* SUPPLIED RECORDS:
⟨
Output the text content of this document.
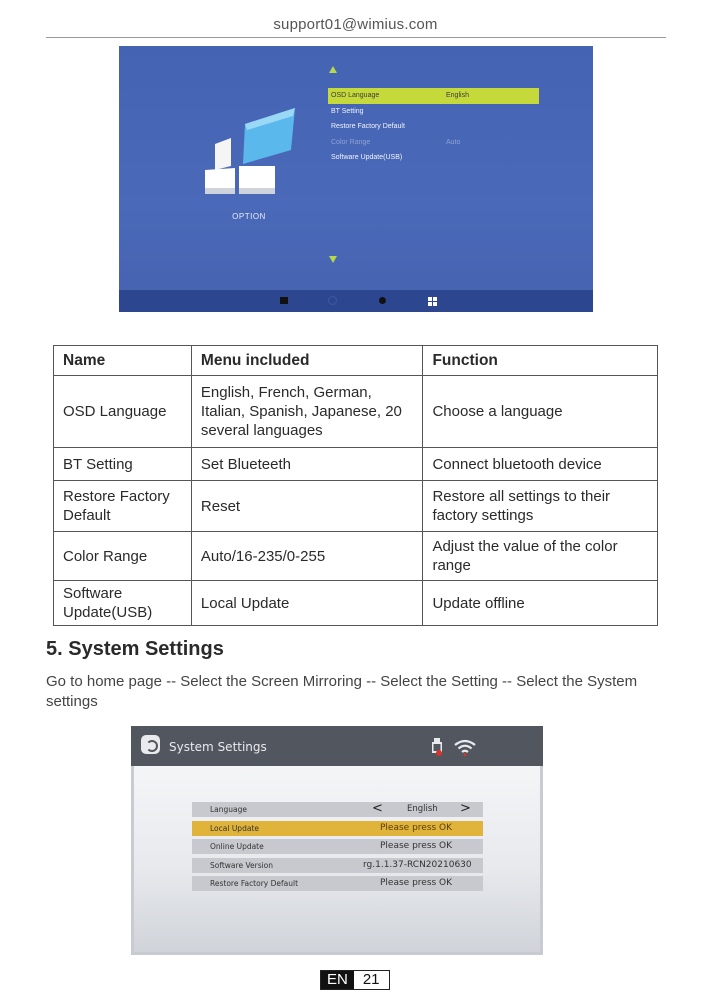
support01@wimius.com
OPTION
OSD Language	English
BT Setting
Restore Factory Default
Color Range	Auto
Software Update(USB)
Name	Menu included	Function
OSD Language	English, French, German, Italian, Spanish, Japanese, 20 several languages	Choose a language
BT Setting	Set Blueteeth	Connect bluetooth device
Restore Factory Default	Reset	Restore all settings to their factory settings
Color Range	Auto/16-235/0-255	Adjust the value of the color range
Software Update(USB)	Local Update	Update offline
5. System Settings
Go to home page -- Select the Screen Mirroring -- Select the Setting -- Select the System settings
System Settings
Language	<	English >
Local Update	Please press OK
Online Update	Please press OK
Software Version	rg.1.1.37-RCN20210630
Restore Factory Default	Please press OK
EN	21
⟩
* STATED EXERCISE: Scan the material above and determine how many lines include the word "press"; report only the number.

* EXERCISE RESULT: 3